# Start of Given data
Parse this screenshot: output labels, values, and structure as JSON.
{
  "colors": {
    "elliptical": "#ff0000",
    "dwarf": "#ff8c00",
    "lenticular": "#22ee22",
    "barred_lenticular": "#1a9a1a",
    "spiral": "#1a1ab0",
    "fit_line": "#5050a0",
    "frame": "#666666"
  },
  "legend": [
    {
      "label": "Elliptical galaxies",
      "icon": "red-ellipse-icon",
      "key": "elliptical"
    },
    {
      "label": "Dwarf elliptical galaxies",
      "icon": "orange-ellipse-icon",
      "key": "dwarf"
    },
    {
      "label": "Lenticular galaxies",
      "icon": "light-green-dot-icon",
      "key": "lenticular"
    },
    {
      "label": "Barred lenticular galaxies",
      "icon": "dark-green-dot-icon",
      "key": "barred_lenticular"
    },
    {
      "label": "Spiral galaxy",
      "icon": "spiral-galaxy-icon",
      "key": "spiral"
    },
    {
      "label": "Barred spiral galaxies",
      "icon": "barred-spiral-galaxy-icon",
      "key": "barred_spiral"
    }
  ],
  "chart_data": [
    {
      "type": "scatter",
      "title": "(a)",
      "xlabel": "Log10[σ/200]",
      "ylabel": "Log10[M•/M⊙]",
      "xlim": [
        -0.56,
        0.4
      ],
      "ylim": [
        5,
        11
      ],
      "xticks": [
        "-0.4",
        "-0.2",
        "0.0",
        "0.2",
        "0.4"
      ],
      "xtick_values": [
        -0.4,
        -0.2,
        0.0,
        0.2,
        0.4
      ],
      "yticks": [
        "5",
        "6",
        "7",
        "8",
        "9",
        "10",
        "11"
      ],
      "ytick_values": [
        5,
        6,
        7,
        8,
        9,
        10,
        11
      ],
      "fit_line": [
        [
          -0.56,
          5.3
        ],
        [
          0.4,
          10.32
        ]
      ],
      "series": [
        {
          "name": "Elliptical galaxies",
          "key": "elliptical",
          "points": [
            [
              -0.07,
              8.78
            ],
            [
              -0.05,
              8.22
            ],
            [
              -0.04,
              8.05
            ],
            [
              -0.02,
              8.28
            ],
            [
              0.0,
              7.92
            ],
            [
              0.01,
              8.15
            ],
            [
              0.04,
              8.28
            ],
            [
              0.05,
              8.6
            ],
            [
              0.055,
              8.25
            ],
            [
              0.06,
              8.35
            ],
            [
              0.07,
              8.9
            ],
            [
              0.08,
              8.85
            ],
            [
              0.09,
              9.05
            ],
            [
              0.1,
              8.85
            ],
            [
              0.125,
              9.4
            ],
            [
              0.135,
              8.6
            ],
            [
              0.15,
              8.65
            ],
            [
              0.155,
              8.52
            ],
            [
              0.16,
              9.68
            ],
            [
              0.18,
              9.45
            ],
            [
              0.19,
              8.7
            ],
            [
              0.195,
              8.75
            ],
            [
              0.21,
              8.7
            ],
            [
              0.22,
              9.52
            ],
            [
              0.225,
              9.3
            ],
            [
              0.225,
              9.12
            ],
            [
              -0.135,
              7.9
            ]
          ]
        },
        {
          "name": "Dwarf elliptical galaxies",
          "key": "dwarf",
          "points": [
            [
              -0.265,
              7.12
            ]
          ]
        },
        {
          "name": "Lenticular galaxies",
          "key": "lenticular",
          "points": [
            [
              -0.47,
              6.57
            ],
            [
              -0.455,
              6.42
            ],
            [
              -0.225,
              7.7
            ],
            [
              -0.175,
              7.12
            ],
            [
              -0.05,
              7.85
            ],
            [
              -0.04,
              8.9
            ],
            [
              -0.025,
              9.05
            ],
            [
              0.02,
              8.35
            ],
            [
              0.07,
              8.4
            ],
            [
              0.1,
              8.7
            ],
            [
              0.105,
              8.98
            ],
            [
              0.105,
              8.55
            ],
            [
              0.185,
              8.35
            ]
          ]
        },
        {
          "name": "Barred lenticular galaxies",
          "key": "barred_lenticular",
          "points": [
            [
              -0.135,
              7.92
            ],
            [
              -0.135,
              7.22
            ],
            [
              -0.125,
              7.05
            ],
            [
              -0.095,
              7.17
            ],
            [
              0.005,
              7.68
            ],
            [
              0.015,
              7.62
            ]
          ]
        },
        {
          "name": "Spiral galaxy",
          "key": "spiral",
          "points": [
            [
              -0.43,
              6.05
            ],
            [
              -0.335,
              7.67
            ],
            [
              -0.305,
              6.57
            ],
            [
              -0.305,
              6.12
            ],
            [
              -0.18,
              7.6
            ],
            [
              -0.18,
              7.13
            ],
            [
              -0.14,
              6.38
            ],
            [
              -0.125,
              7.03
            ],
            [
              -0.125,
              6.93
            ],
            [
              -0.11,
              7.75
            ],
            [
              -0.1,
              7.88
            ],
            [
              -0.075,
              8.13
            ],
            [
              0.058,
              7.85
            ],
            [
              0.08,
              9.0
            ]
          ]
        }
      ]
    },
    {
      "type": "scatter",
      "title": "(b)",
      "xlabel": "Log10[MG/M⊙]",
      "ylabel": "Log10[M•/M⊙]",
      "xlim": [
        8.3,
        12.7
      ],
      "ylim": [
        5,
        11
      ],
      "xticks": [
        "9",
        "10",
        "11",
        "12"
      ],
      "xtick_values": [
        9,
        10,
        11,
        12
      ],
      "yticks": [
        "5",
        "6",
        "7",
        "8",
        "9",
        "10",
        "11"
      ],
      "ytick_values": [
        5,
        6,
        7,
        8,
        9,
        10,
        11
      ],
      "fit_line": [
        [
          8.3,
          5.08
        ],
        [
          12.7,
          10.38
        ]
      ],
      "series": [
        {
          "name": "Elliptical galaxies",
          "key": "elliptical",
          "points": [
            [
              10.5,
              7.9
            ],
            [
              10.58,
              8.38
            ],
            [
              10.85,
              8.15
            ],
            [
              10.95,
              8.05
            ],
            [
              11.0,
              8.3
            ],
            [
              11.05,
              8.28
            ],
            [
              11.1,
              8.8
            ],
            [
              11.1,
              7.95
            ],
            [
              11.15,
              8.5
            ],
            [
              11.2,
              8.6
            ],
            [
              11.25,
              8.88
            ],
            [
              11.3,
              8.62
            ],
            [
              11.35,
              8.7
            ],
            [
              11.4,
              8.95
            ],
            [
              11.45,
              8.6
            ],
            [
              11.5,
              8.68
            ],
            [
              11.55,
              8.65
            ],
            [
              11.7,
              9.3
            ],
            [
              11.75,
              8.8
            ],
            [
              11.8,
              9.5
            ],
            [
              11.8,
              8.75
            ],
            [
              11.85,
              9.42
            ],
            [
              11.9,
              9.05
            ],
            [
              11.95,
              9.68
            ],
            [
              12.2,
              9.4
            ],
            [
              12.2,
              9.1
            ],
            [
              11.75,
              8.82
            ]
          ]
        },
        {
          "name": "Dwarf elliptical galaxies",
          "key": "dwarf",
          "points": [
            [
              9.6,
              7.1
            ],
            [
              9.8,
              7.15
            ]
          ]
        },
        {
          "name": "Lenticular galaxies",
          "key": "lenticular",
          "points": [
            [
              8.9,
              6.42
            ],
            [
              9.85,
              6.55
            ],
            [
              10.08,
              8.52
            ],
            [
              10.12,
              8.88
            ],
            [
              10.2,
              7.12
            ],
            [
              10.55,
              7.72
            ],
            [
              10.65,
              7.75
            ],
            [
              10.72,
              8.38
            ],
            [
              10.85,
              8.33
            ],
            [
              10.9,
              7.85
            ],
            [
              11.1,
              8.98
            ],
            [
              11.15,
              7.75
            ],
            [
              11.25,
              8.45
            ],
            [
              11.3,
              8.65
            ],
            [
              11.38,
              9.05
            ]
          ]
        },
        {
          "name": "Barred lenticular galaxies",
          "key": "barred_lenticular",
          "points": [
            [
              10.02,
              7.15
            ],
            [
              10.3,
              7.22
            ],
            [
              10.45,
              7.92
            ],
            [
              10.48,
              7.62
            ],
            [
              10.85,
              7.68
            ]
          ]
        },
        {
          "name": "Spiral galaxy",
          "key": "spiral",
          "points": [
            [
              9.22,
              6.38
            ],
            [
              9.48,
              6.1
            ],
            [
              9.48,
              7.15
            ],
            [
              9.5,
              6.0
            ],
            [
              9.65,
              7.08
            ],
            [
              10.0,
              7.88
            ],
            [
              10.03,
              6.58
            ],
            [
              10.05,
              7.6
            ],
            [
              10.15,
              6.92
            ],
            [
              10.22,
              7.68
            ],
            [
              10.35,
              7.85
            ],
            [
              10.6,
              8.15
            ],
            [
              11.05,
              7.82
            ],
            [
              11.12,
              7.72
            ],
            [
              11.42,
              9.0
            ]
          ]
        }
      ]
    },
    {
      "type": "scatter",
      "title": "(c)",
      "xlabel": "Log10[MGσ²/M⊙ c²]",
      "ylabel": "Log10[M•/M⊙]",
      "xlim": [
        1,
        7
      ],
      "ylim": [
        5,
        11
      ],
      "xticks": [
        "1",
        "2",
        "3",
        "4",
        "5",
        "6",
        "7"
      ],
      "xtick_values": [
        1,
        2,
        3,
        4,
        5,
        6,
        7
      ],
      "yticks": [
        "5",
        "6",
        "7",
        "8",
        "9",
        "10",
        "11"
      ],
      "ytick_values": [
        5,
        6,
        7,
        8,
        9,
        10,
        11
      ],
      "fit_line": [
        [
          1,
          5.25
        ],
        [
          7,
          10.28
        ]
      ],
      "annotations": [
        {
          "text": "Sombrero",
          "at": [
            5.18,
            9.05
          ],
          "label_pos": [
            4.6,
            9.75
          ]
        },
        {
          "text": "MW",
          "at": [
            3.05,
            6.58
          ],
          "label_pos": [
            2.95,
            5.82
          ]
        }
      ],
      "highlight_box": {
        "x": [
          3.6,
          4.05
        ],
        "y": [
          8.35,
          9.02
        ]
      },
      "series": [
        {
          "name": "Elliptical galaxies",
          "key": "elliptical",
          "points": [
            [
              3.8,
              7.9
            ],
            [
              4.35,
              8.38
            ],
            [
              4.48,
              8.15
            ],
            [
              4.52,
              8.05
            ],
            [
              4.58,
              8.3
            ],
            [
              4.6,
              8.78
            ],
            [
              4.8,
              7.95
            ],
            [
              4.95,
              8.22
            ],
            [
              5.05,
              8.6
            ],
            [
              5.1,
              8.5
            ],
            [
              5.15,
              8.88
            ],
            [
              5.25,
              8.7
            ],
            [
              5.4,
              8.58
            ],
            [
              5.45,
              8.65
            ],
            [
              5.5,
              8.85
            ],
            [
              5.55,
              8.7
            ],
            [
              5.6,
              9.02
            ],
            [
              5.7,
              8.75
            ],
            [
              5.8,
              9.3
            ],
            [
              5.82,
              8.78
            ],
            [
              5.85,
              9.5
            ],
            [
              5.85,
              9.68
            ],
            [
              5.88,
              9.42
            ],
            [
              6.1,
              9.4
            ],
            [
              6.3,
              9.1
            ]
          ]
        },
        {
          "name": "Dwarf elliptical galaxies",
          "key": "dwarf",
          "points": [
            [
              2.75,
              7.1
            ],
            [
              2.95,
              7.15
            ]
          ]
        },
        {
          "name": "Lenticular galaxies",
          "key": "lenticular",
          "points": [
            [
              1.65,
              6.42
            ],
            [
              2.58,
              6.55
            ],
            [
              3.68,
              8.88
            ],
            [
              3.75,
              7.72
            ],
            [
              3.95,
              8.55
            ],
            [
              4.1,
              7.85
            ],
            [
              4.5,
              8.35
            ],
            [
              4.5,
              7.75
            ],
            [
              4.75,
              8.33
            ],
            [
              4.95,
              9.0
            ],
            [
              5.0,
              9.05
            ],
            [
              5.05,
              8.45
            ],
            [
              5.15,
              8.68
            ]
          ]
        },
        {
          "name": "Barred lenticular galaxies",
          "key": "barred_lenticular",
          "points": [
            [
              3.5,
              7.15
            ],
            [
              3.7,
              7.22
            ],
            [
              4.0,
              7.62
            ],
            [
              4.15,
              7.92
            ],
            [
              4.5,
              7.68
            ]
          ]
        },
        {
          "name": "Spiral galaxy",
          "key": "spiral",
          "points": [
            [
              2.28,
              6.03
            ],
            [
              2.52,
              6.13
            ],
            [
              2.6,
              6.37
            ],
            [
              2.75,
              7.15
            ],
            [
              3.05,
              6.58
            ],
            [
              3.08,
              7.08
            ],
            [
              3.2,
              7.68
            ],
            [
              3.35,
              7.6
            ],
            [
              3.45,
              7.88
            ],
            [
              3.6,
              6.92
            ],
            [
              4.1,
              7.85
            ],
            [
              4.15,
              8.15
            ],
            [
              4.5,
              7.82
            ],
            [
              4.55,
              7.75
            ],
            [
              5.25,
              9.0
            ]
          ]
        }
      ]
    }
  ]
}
# End of Given data
Take each line of the material that contains the word "icon" and list it.

_Exercise result_:
      "icon": "red-ellipse-icon",
      "icon": "orange-ellipse-icon",
      "icon": "light-green-dot-icon",
      "icon": "dark-green-dot-icon",
      "icon": "spiral-galaxy-icon",
      "icon": "barred-spiral-galaxy-icon",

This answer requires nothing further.